### Text section
Personal information
- Nationality: Norwegian
- Born: Odd Harald Lundberg 3 October 1917 Brandbu, Norway
- Died: 7 March 1983 (aged 65) Oslo, Norway

Sport
- Country: Norway
- Sport: Speed skating
- Club: Brandbu IF (1931–32) Jaren IF (1932/33–1937/38) Brandbu IF (1938/39–1940/41) Oslo IL (1941-42–1955-56) Oslo SK (1956/57–1959/60) Oslo IL (1960/61–1969/70)

Achievements and titles
- Personal best(s): 500 m: 43.4 (1949) 1000 m: 1:32.3 (1949) 1500 m: 2:18.2 (1949) 3000 m: 4:50.0 (1958) 5000 m: 8:14.5 (1958) 10 000 m: 17:10.5 (1958)

Medal record
Representing Norway
Olympic Games
| Silver medal – second place | 1948 St. Moritz | 5,000 m |
| Bronze medal – third place | 1948 St. Moritz | 1,500 m |

= Odd Lundberg =

Norwegian speed skater

Odd Harald Lundberg (3 October 1917 – 7 March 1983) was a speed skater from Norway.
######
> [How to complete this task]:
Answer these questions using the Odd Lundberg text:
(a) In which city did Lundberg die?
(b) Which medal did he win in the 5,000 m at the 1948 Olympic Games in St. Moritz?
(c) What was his personal best in the 3000 m, and in which year was it set?
### Data listing
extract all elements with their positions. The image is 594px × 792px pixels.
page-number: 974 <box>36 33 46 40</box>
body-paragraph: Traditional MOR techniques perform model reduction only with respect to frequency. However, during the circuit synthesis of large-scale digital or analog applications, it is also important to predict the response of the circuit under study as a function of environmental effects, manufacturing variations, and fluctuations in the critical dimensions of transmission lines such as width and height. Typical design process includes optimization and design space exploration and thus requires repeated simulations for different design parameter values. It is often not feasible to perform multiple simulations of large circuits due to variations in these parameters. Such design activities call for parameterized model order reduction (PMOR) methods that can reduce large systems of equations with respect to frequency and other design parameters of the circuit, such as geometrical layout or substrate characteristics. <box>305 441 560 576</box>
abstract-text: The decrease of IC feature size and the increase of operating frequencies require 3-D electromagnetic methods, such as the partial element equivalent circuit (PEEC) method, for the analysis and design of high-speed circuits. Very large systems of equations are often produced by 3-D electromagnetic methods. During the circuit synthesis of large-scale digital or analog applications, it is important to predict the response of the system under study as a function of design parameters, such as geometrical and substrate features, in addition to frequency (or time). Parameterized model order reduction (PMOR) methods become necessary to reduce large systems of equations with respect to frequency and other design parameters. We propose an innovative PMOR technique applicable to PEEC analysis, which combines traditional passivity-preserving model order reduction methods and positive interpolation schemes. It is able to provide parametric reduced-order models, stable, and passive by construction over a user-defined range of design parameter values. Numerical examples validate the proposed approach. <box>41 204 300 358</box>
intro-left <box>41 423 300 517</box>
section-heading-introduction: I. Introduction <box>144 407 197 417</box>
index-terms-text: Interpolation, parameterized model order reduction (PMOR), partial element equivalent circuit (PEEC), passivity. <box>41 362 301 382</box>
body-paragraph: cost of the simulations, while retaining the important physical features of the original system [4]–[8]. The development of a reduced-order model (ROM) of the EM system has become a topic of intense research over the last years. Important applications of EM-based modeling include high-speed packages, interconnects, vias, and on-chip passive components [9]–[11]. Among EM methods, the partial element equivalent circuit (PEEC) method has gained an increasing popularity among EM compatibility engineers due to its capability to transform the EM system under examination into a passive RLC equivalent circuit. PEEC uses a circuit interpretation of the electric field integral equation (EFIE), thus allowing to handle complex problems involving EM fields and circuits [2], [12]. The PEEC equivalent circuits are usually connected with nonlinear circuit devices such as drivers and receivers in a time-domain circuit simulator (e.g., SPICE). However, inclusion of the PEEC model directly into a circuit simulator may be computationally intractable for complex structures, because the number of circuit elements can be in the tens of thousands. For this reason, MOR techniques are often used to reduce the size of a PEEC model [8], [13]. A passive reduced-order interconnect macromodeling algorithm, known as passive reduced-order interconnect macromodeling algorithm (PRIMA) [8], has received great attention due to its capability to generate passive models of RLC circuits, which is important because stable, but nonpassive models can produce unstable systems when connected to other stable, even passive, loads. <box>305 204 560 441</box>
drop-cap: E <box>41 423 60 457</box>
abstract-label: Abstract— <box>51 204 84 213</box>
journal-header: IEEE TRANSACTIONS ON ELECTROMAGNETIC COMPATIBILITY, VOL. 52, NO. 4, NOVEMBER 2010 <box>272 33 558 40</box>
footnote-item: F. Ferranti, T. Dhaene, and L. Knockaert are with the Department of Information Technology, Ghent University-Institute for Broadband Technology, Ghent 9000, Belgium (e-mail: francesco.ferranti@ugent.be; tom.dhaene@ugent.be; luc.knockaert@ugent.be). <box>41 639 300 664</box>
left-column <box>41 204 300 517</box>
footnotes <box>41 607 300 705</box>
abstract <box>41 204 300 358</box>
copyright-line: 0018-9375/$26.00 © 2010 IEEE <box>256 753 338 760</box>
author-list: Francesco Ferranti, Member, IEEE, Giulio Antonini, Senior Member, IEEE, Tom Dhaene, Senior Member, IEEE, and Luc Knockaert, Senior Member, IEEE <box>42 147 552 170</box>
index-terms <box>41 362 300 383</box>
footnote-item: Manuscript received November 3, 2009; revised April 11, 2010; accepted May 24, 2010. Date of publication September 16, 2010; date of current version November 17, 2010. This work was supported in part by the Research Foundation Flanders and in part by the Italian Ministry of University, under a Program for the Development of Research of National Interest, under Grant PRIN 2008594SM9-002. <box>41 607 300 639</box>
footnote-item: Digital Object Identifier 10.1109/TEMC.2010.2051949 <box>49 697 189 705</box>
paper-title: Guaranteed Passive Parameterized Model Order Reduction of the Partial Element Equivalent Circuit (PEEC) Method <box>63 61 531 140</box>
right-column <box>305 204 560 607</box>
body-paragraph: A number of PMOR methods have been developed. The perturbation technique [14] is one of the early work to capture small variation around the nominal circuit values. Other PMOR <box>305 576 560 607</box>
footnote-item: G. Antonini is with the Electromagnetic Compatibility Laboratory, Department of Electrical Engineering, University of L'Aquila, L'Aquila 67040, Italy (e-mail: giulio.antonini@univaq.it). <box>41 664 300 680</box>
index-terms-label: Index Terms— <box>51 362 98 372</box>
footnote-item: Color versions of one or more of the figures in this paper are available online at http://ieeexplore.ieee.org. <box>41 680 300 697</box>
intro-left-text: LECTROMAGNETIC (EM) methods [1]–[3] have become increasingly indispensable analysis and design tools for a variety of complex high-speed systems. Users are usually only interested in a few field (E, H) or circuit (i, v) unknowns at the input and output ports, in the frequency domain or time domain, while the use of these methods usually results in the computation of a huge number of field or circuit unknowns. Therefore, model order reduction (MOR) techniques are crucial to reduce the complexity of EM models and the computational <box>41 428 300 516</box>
######
> [Result below]:
(a) Oslo, Norway.
(b) The silver medal (second place).
(c) 4:50.0, set in 1958.